--- start GIVEN ENTRIES ---

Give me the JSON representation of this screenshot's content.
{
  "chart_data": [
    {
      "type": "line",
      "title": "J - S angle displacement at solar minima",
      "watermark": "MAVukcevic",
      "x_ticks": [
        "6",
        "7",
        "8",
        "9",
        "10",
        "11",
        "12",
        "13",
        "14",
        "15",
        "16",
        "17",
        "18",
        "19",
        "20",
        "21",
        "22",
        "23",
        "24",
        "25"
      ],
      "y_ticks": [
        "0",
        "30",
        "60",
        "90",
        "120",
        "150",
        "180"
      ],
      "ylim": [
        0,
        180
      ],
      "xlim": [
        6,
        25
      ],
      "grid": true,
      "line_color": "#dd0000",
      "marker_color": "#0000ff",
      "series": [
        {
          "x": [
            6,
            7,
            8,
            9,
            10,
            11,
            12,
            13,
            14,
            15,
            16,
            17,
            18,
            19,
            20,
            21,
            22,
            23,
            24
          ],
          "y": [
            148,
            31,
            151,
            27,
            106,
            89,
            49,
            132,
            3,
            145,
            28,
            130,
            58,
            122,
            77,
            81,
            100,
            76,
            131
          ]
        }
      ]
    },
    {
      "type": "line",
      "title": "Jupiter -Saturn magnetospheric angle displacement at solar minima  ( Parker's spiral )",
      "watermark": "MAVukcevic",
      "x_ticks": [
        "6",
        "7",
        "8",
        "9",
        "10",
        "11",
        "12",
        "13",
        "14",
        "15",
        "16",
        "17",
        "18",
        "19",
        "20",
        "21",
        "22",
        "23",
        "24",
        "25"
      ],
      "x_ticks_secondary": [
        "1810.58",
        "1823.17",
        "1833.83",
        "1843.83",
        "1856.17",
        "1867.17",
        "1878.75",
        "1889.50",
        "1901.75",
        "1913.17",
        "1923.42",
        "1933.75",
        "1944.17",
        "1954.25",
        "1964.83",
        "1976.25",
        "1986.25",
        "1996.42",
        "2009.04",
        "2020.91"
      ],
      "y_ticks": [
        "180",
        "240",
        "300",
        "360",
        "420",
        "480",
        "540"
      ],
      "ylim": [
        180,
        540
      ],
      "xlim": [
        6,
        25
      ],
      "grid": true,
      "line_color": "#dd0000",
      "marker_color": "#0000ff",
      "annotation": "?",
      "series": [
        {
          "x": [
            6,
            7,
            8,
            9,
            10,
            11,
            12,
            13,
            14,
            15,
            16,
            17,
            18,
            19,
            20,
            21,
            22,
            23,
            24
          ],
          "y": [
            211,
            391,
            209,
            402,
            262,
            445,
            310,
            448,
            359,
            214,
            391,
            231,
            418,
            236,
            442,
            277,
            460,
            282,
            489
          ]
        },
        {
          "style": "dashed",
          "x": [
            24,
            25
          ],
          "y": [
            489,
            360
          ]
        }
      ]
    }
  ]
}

--- end GIVEN ENTRIES ---

DO THIS. Repeat every record, exactly as written.

EXERCISE ANSWER.
Give me the JSON representation of this screenshot's content.
{
  "chart_data": [
    {
      "type": "line",
      "title": "J - S angle displacement at solar minima",
      "watermark": "MAVukcevic",
      "x_ticks": [
        "6",
        "7",
        "8",
        "9",
        "10",
        "11",
        "12",
        "13",
        "14",
        "15",
        "16",
        "17",
        "18",
        "19",
        "20",
        "21",
        "22",
        "23",
        "24",
        "25"
      ],
      "y_ticks": [
        "0",
        "30",
        "60",
        "90",
        "120",
        "150",
        "180"
      ],
      "ylim": [
        0,
        180
      ],
      "xlim": [
        6,
        25
      ],
      "grid": true,
      "line_color": "#dd0000",
      "marker_color": "#0000ff",
      "series": [
        {
          "x": [
            6,
            7,
            8,
            9,
            10,
            11,
            12,
            13,
            14,
            15,
            16,
            17,
            18,
            19,
            20,
            21,
            22,
            23,
            24
          ],
          "y": [
            148,
            31,
            151,
            27,
            106,
            89,
            49,
            132,
            3,
            145,
            28,
            130,
            58,
            122,
            77,
            81,
            100,
            76,
            131
          ]
        }
      ]
    },
    {
      "type": "line",
      "title": "Jupiter -Saturn magnetospheric angle displacement at solar minima  ( Parker's spiral )",
      "watermark": "MAVukcevic",
      "x_ticks": [
        "6",
        "7",
        "8",
        "9",
        "10",
        "11",
        "12",
        "13",
        "14",
        "15",
        "16",
        "17",
        "18",
        "19",
        "20",
        "21",
        "22",
        "23",
        "24",
        "25"
      ],
      "x_ticks_secondary": [
        "1810.58",
        "1823.17",
        "1833.83",
        "1843.83",
        "1856.17",
        "1867.17",
        "1878.75",
        "1889.50",
        "1901.75",
        "1913.17",
        "1923.42",
        "1933.75",
        "1944.17",
        "1954.25",
        "1964.83",
        "1976.25",
        "1986.25",
        "1996.42",
        "2009.04",
        "2020.91"
      ],
      "y_ticks": [
        "180",
        "240",
        "300",
        "360",
        "420",
        "480",
        "540"
      ],
      "ylim": [
        180,
        540
      ],
      "xlim": [
        6,
        25
      ],
      "grid": true,
      "line_color": "#dd0000",
      "marker_color": "#0000ff",
      "annotation": "?",
      "series": [
        {
          "x": [
            6,
            7,
            8,
            9,
            10,
            11,
            12,
            13,
            14,
            15,
            16,
            17,
            18,
            19,
            20,
            21,
            22,
            23,
            24
          ],
          "y": [
            211,
            391,
            209,
            402,
            262,
            445,
            310,
            448,
            359,
            214,
            391,
            231,
            418,
            236,
            442,
            277,
            460,
            282,
            489
          ]
        },
        {
          "style": "dashed",
          "x": [
            24,
            25
          ],
          "y": [
            489,
            360
          ]
        }
      ]
    }
  ]
}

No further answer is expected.